== Given request ==
Set the data down again, exactly as it reads, but without the pictures.

== Exercise inputs ==

»»

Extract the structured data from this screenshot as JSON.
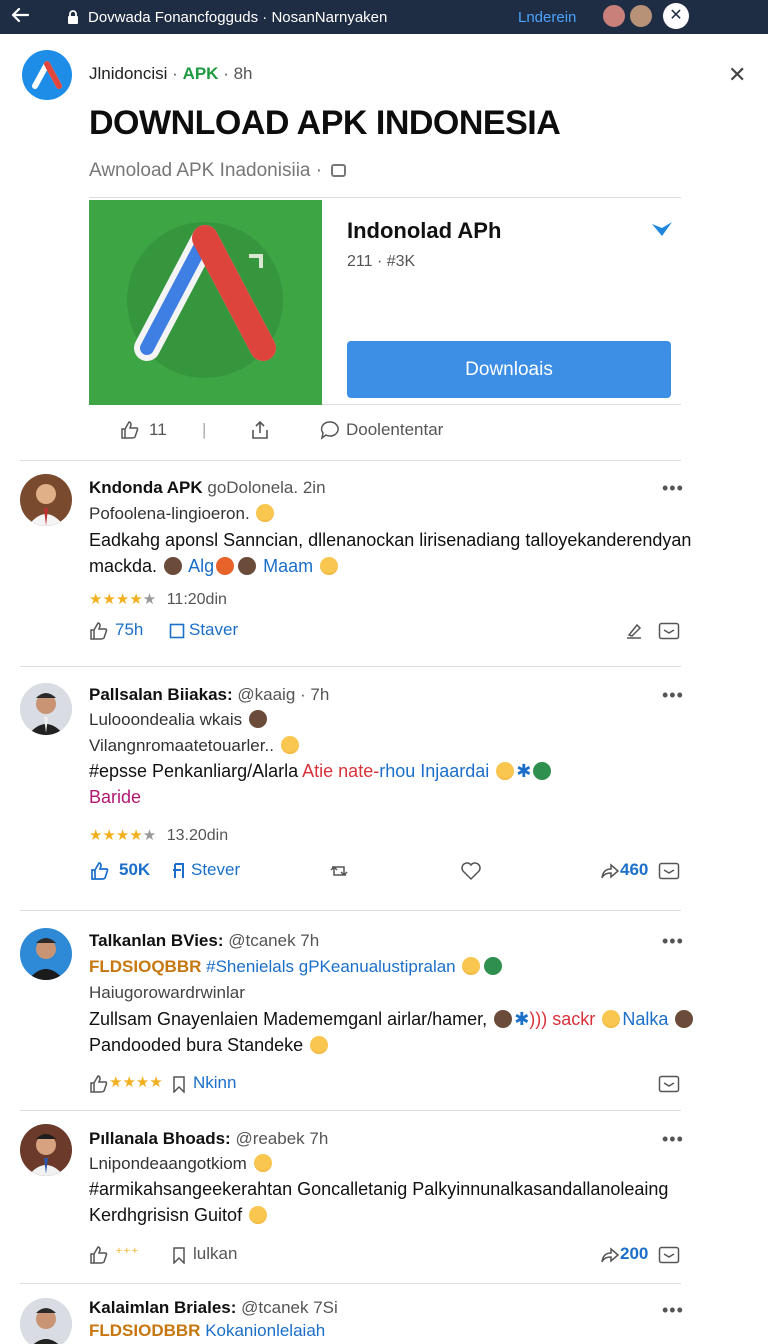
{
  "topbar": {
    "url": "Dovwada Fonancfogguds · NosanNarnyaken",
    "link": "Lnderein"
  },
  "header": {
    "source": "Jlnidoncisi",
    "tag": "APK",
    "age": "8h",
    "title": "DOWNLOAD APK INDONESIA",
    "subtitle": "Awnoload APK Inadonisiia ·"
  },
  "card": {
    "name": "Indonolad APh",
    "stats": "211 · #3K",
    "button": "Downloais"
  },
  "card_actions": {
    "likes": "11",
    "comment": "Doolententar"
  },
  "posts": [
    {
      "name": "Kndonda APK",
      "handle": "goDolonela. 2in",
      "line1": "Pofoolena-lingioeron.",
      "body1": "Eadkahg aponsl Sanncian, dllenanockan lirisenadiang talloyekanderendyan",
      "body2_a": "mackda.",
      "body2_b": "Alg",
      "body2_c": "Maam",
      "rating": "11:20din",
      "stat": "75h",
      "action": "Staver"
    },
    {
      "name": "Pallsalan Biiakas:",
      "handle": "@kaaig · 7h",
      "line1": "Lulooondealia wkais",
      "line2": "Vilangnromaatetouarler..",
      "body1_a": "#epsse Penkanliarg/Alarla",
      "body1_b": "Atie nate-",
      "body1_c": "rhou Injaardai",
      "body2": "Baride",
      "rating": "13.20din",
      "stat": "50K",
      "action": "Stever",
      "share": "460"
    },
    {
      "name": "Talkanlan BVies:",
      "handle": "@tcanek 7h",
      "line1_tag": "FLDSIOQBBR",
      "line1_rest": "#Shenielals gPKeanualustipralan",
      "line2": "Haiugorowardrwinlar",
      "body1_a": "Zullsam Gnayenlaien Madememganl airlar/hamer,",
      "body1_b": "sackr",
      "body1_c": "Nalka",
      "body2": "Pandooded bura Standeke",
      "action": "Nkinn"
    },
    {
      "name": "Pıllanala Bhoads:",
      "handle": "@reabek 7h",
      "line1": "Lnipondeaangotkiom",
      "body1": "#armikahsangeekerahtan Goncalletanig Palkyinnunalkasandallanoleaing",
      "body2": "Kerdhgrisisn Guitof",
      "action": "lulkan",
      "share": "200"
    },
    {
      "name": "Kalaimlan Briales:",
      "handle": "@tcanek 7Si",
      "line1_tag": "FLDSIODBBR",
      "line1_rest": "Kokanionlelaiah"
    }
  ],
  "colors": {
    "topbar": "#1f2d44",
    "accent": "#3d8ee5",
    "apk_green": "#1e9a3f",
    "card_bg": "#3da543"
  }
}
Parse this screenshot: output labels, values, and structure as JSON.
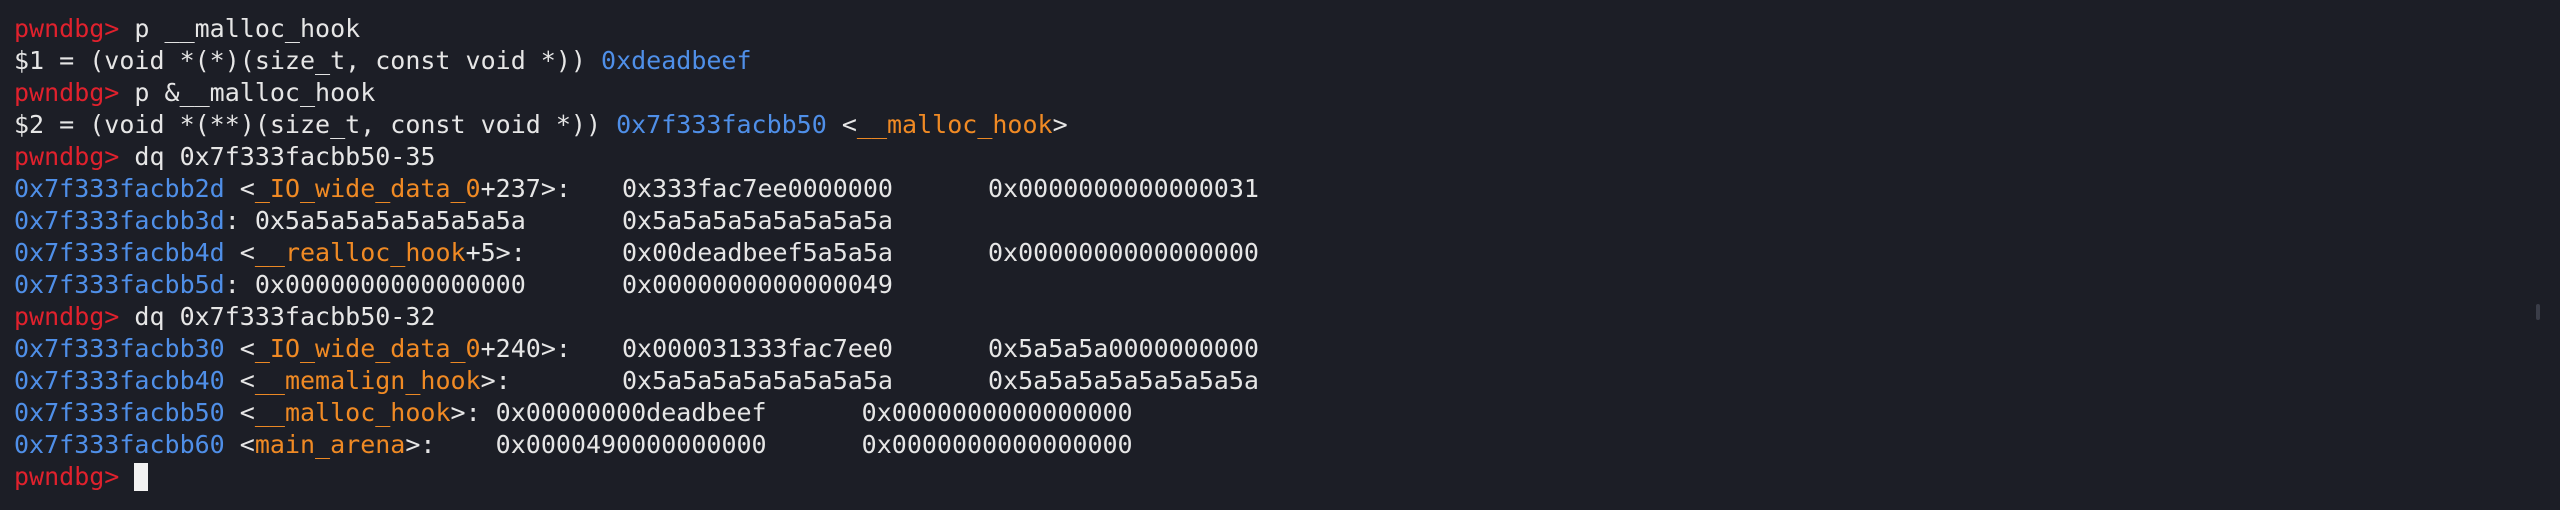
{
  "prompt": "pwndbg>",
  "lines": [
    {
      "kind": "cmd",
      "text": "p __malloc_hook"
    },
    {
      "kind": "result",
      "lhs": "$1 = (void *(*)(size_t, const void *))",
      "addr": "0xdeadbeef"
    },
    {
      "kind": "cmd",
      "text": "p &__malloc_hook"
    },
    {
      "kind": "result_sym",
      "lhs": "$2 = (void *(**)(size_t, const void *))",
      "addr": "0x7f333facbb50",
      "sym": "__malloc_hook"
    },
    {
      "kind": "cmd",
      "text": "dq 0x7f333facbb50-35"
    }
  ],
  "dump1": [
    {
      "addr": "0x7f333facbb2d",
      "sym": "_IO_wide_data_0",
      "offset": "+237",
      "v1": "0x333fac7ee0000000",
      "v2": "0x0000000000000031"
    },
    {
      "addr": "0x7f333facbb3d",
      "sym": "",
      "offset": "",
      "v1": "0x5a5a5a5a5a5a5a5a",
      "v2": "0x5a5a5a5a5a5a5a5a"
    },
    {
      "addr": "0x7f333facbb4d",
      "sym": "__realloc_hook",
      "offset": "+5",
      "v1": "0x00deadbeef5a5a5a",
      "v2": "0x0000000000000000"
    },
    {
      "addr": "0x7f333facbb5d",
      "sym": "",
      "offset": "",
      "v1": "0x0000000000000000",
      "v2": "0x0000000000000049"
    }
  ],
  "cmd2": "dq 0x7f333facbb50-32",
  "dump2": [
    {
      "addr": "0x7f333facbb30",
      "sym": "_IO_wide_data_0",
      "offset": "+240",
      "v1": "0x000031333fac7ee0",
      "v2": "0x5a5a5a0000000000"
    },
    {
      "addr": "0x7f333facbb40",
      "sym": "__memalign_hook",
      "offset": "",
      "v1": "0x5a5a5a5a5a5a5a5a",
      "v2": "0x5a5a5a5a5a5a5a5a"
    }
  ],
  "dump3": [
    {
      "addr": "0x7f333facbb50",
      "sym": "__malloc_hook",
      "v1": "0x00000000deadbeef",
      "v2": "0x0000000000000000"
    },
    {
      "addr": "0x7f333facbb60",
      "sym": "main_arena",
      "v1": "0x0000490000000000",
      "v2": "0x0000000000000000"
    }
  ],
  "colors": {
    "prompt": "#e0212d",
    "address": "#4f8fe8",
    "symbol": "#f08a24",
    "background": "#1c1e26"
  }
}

««

== Response to the exercise ==
Extract the structured data from this screenshot as JSON.
{
  "topbar": {
    "url": "Dovwada Fonancfogguds · NosanNarnyaken",
    "link": "Lnderein"
  },
  "header": {
    "source": "Jlnidoncisi",
    "tag": "APK",
    "age": "8h",
    "title": "DOWNLOAD APK INDONESIA",
    "subtitle": "Awnoload APK Inadonisiia ·"
  },
  "card": {
    "name": "Indonolad APh",
    "stats": "211 · #3K",
    "button": "Downloais"
  },
  "card_actions": {
    "likes": "11",
    "comment": "Doolententar"
  },
  "posts": [
    {
      "name": "Kndonda APK",
      "handle": "goDolonela. 2in",
      "line1": "Pofoolena-lingioeron.",
      "body1": "Eadkahg aponsl Sanncian, dllenanockan lirisenadiang talloyekanderendyan",
      "body2_a": "mackda.",
      "body2_b": "Alg",
      "body2_c": "Maam",
      "rating": "11:20din",
      "stat": "75h",
      "action": "Staver"
    },
    {
      "name": "Pallsalan Biiakas:",
      "handle": "@kaaig · 7h",
      "line1": "Lulooondealia wkais",
      "line2": "Vilangnromaatetouarler..",
      "body1_a": "#epsse Penkanliarg/Alarla",
      "body1_b": "Atie nate-",
      "body1_c": "rhou Injaardai",
      "body2": "Baride",
      "rating": "13.20din",
      "stat": "50K",
      "action": "Stever",
      "share": "460"
    },
    {
      "name": "Talkanlan BVies:",
      "handle": "@tcanek 7h",
      "line1_tag": "FLDSIOQBBR",
      "line1_rest": "#Shenielals gPKeanualustipralan",
      "line2": "Haiugorowardrwinlar",
      "body1_a": "Zullsam Gnayenlaien Madememganl airlar/hamer,",
      "body1_b": "sackr",
      "body1_c": "Nalka",
      "body2": "Pandooded bura Standeke",
      "action": "Nkinn"
    },
    {
      "name": "Pıllanala Bhoads:",
      "handle": "@reabek 7h",
      "line1": "Lnipondeaangotkiom",
      "body1": "#armikahsangeekerahtan Goncalletanig Palkyinnunalkasandallanoleaing",
      "body2": "Kerdhgrisisn Guitof",
      "action": "lulkan",
      "share": "200"
    },
    {
      "name": "Kalaimlan Briales:",
      "handle": "@tcanek 7Si",
      "line1_tag": "FLDSIODBBR",
      "line1_rest": "Kokanionlelaiah"
    }
  ],
  "colors": {
    "topbar": "#1f2d44",
    "accent": "#3d8ee5",
    "apk_green": "#1e9a3f",
    "card_bg": "#3da543"
  }
}
Parse this screenshot: output labels, values, and structure as JSON.
{
  "prompt": "pwndbg>",
  "lines": [
    {
      "kind": "cmd",
      "text": "p __malloc_hook"
    },
    {
      "kind": "result",
      "lhs": "$1 = (void *(*)(size_t, const void *))",
      "addr": "0xdeadbeef"
    },
    {
      "kind": "cmd",
      "text": "p &__malloc_hook"
    },
    {
      "kind": "result_sym",
      "lhs": "$2 = (void *(**)(size_t, const void *))",
      "addr": "0x7f333facbb50",
      "sym": "__malloc_hook"
    },
    {
      "kind": "cmd",
      "text": "dq 0x7f333facbb50-35"
    }
  ],
  "dump1": [
    {
      "addr": "0x7f333facbb2d",
      "sym": "_IO_wide_data_0",
      "offset": "+237",
      "v1": "0x333fac7ee0000000",
      "v2": "0x0000000000000031"
    },
    {
      "addr": "0x7f333facbb3d",
      "sym": "",
      "offset": "",
      "v1": "0x5a5a5a5a5a5a5a5a",
      "v2": "0x5a5a5a5a5a5a5a5a"
    },
    {
      "addr": "0x7f333facbb4d",
      "sym": "__realloc_hook",
      "offset": "+5",
      "v1": "0x00deadbeef5a5a5a",
      "v2": "0x0000000000000000"
    },
    {
      "addr": "0x7f333facbb5d",
      "sym": "",
      "offset": "",
      "v1": "0x0000000000000000",
      "v2": "0x0000000000000049"
    }
  ],
  "cmd2": "dq 0x7f333facbb50-32",
  "dump2": [
    {
      "addr": "0x7f333facbb30",
      "sym": "_IO_wide_data_0",
      "offset": "+240",
      "v1": "0x000031333fac7ee0",
      "v2": "0x5a5a5a0000000000"
    },
    {
      "addr": "0x7f333facbb40",
      "sym": "__memalign_hook",
      "offset": "",
      "v1": "0x5a5a5a5a5a5a5a5a",
      "v2": "0x5a5a5a5a5a5a5a5a"
    }
  ],
  "dump3": [
    {
      "addr": "0x7f333facbb50",
      "sym": "__malloc_hook",
      "v1": "0x00000000deadbeef",
      "v2": "0x0000000000000000"
    },
    {
      "addr": "0x7f333facbb60",
      "sym": "main_arena",
      "v1": "0x0000490000000000",
      "v2": "0x0000000000000000"
    }
  ],
  "colors": {
    "prompt": "#e0212d",
    "address": "#4f8fe8",
    "symbol": "#f08a24",
    "background": "#1c1e26"
  }
}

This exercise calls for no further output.